JOB ::
Write the data out again, character for character, with no images.

━━━━

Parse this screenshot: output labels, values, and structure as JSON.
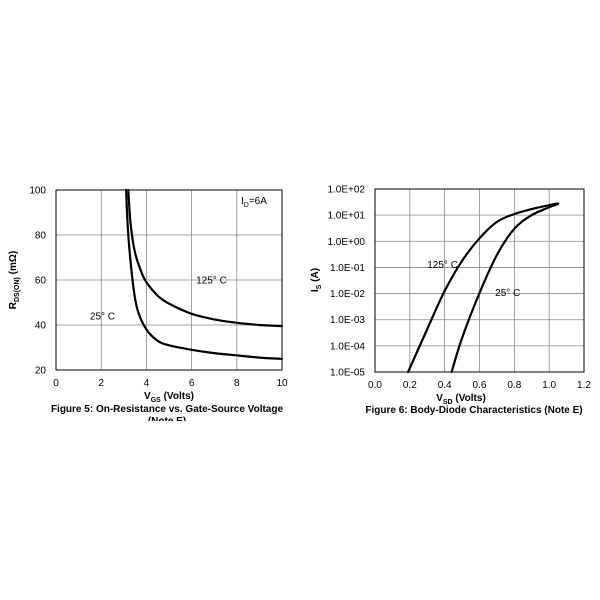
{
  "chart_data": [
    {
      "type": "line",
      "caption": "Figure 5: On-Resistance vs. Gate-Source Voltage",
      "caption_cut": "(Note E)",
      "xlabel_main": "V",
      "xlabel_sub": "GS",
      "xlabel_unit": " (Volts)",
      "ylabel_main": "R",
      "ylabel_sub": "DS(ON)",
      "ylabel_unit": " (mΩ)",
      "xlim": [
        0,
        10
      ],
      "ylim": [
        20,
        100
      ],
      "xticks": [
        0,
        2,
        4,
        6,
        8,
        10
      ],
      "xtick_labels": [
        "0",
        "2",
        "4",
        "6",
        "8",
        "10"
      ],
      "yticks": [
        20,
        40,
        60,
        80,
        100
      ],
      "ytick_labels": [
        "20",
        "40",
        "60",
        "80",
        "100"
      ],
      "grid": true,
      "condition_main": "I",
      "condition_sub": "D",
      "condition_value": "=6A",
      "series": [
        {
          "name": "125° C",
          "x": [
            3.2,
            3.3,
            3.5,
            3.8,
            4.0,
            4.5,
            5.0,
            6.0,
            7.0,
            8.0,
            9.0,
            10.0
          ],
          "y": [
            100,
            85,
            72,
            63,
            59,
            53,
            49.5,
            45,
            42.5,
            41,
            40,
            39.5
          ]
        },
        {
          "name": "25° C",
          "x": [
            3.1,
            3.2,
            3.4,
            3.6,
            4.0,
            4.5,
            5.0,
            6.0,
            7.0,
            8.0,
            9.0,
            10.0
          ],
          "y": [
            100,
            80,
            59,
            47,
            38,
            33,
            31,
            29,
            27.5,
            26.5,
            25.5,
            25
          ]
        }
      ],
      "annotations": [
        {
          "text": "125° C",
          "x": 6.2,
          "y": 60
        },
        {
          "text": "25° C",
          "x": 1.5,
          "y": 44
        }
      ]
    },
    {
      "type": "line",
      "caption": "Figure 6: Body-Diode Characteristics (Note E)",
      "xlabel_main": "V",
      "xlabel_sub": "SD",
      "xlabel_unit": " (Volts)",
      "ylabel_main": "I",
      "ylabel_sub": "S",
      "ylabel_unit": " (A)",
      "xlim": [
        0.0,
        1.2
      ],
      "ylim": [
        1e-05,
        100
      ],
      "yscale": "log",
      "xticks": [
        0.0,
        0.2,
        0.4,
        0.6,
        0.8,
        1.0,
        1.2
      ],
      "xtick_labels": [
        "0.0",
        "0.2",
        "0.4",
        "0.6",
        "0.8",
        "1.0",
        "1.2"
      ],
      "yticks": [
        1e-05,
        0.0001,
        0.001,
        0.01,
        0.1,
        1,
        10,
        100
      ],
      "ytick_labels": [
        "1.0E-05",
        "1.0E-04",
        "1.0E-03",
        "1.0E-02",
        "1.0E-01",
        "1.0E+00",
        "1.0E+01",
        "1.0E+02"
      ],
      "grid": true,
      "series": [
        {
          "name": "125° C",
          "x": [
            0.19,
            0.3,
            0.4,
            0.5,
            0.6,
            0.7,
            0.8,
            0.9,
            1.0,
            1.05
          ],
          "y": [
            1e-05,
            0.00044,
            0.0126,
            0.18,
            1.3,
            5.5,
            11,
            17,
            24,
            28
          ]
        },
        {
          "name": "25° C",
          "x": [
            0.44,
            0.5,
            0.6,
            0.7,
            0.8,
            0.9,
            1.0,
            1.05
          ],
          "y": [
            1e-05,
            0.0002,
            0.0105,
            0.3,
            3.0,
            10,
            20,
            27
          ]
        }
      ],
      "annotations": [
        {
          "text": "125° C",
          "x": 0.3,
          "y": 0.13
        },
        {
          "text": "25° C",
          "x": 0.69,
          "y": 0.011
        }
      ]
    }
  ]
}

━━━━

TASK ANSWER ::
Parse this screenshot: output labels, values, and structure as JSON.
{
  "chart_data": [
    {
      "type": "line",
      "caption": "Figure 5: On-Resistance vs. Gate-Source Voltage",
      "caption_cut": "(Note E)",
      "xlabel_main": "V",
      "xlabel_sub": "GS",
      "xlabel_unit": " (Volts)",
      "ylabel_main": "R",
      "ylabel_sub": "DS(ON)",
      "ylabel_unit": " (mΩ)",
      "xlim": [
        0,
        10
      ],
      "ylim": [
        20,
        100
      ],
      "xticks": [
        0,
        2,
        4,
        6,
        8,
        10
      ],
      "xtick_labels": [
        "0",
        "2",
        "4",
        "6",
        "8",
        "10"
      ],
      "yticks": [
        20,
        40,
        60,
        80,
        100
      ],
      "ytick_labels": [
        "20",
        "40",
        "60",
        "80",
        "100"
      ],
      "grid": true,
      "condition_main": "I",
      "condition_sub": "D",
      "condition_value": "=6A",
      "series": [
        {
          "name": "125° C",
          "x": [
            3.2,
            3.3,
            3.5,
            3.8,
            4.0,
            4.5,
            5.0,
            6.0,
            7.0,
            8.0,
            9.0,
            10.0
          ],
          "y": [
            100,
            85,
            72,
            63,
            59,
            53,
            49.5,
            45,
            42.5,
            41,
            40,
            39.5
          ]
        },
        {
          "name": "25° C",
          "x": [
            3.1,
            3.2,
            3.4,
            3.6,
            4.0,
            4.5,
            5.0,
            6.0,
            7.0,
            8.0,
            9.0,
            10.0
          ],
          "y": [
            100,
            80,
            59,
            47,
            38,
            33,
            31,
            29,
            27.5,
            26.5,
            25.5,
            25
          ]
        }
      ],
      "annotations": [
        {
          "text": "125° C",
          "x": 6.2,
          "y": 60
        },
        {
          "text": "25° C",
          "x": 1.5,
          "y": 44
        }
      ]
    },
    {
      "type": "line",
      "caption": "Figure 6: Body-Diode Characteristics (Note E)",
      "xlabel_main": "V",
      "xlabel_sub": "SD",
      "xlabel_unit": " (Volts)",
      "ylabel_main": "I",
      "ylabel_sub": "S",
      "ylabel_unit": " (A)",
      "xlim": [
        0.0,
        1.2
      ],
      "ylim": [
        1e-05,
        100
      ],
      "yscale": "log",
      "xticks": [
        0.0,
        0.2,
        0.4,
        0.6,
        0.8,
        1.0,
        1.2
      ],
      "xtick_labels": [
        "0.0",
        "0.2",
        "0.4",
        "0.6",
        "0.8",
        "1.0",
        "1.2"
      ],
      "yticks": [
        1e-05,
        0.0001,
        0.001,
        0.01,
        0.1,
        1,
        10,
        100
      ],
      "ytick_labels": [
        "1.0E-05",
        "1.0E-04",
        "1.0E-03",
        "1.0E-02",
        "1.0E-01",
        "1.0E+00",
        "1.0E+01",
        "1.0E+02"
      ],
      "grid": true,
      "series": [
        {
          "name": "125° C",
          "x": [
            0.19,
            0.3,
            0.4,
            0.5,
            0.6,
            0.7,
            0.8,
            0.9,
            1.0,
            1.05
          ],
          "y": [
            1e-05,
            0.00044,
            0.0126,
            0.18,
            1.3,
            5.5,
            11,
            17,
            24,
            28
          ]
        },
        {
          "name": "25° C",
          "x": [
            0.44,
            0.5,
            0.6,
            0.7,
            0.8,
            0.9,
            1.0,
            1.05
          ],
          "y": [
            1e-05,
            0.0002,
            0.0105,
            0.3,
            3.0,
            10,
            20,
            27
          ]
        }
      ],
      "annotations": [
        {
          "text": "125° C",
          "x": 0.3,
          "y": 0.13
        },
        {
          "text": "25° C",
          "x": 0.69,
          "y": 0.011
        }
      ]
    }
  ]
}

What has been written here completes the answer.